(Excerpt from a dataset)
[start]

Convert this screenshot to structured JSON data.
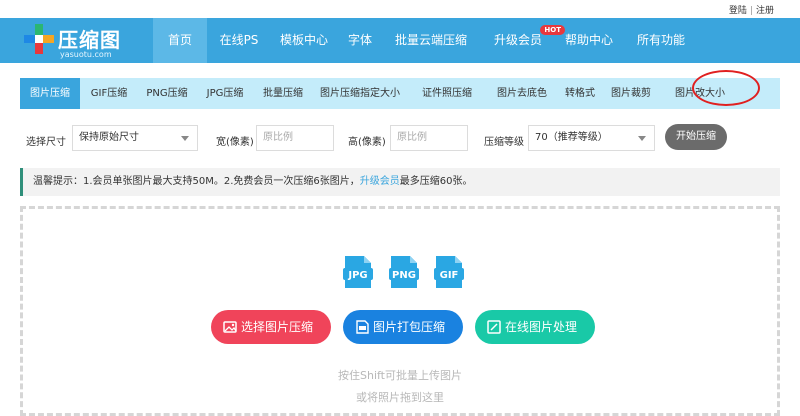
{
  "toplinks": {
    "login": "登陆",
    "sep": "|",
    "register": "注册"
  },
  "logo": {
    "title": "压缩图",
    "subtitle": "yasuotu.com"
  },
  "nav": [
    {
      "label": "首页",
      "active": true
    },
    {
      "label": "在线PS"
    },
    {
      "label": "模板中心"
    },
    {
      "label": "字体"
    },
    {
      "label": "批量云端压缩"
    },
    {
      "label": "升级会员",
      "badge": "HOT"
    },
    {
      "label": "帮助中心"
    },
    {
      "label": "所有功能"
    }
  ],
  "tabs": [
    {
      "label": "图片压缩",
      "active": true
    },
    {
      "label": "GIF压缩"
    },
    {
      "label": "PNG压缩"
    },
    {
      "label": "JPG压缩"
    },
    {
      "label": "批量压缩"
    },
    {
      "label": "图片压缩指定大小"
    },
    {
      "label": "证件照压缩"
    },
    {
      "label": "图片去底色"
    },
    {
      "label": "转格式"
    },
    {
      "label": "图片裁剪"
    },
    {
      "label": "图片改大小",
      "highlighted": true
    }
  ],
  "options": {
    "size_label": "选择尺寸",
    "size_value": "保持原始尺寸",
    "width_label": "宽(像素)",
    "width_placeholder": "原比例",
    "height_label": "高(像素)",
    "height_placeholder": "原比例",
    "level_label": "压缩等级",
    "level_value": "70（推荐等级）",
    "start_label": "开始压缩"
  },
  "notice": {
    "text_before": "温馨提示：1.会员单张图片最大支持50M。2.免费会员一次压缩6张图片，",
    "link": "升级会员",
    "text_after": "最多压缩60张。"
  },
  "upload": {
    "formats": [
      "JPG",
      "PNG",
      "GIF"
    ],
    "buttons": {
      "select": "选择图片压缩",
      "pack": "图片打包压缩",
      "online": "在线图片处理"
    },
    "hint1": "按住Shift可批量上传图片",
    "hint2": "或将照片拖到这里"
  },
  "colors": {
    "brand": "#3aa5dd",
    "tabs_bg": "#c4ecfa",
    "red": "#f0445a",
    "blue": "#1a82e0",
    "green": "#19c9a7",
    "highlight": "#e02020"
  }
}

[end]

**DO THIS**
Return each line from the material above exactly, but not the pictures.

**OUTPUT OF THE EXERCISE**
Convert this screenshot to structured JSON data.
{
  "toplinks": {
    "login": "登陆",
    "sep": "|",
    "register": "注册"
  },
  "logo": {
    "title": "压缩图",
    "subtitle": "yasuotu.com"
  },
  "nav": [
    {
      "label": "首页",
      "active": true
    },
    {
      "label": "在线PS"
    },
    {
      "label": "模板中心"
    },
    {
      "label": "字体"
    },
    {
      "label": "批量云端压缩"
    },
    {
      "label": "升级会员",
      "badge": "HOT"
    },
    {
      "label": "帮助中心"
    },
    {
      "label": "所有功能"
    }
  ],
  "tabs": [
    {
      "label": "图片压缩",
      "active": true
    },
    {
      "label": "GIF压缩"
    },
    {
      "label": "PNG压缩"
    },
    {
      "label": "JPG压缩"
    },
    {
      "label": "批量压缩"
    },
    {
      "label": "图片压缩指定大小"
    },
    {
      "label": "证件照压缩"
    },
    {
      "label": "图片去底色"
    },
    {
      "label": "转格式"
    },
    {
      "label": "图片裁剪"
    },
    {
      "label": "图片改大小",
      "highlighted": true
    }
  ],
  "options": {
    "size_label": "选择尺寸",
    "size_value": "保持原始尺寸",
    "width_label": "宽(像素)",
    "width_placeholder": "原比例",
    "height_label": "高(像素)",
    "height_placeholder": "原比例",
    "level_label": "压缩等级",
    "level_value": "70（推荐等级）",
    "start_label": "开始压缩"
  },
  "notice": {
    "text_before": "温馨提示：1.会员单张图片最大支持50M。2.免费会员一次压缩6张图片，",
    "link": "升级会员",
    "text_after": "最多压缩60张。"
  },
  "upload": {
    "formats": [
      "JPG",
      "PNG",
      "GIF"
    ],
    "buttons": {
      "select": "选择图片压缩",
      "pack": "图片打包压缩",
      "online": "在线图片处理"
    },
    "hint1": "按住Shift可批量上传图片",
    "hint2": "或将照片拖到这里"
  },
  "colors": {
    "brand": "#3aa5dd",
    "tabs_bg": "#c4ecfa",
    "red": "#f0445a",
    "blue": "#1a82e0",
    "green": "#19c9a7",
    "highlight": "#e02020"
  }
}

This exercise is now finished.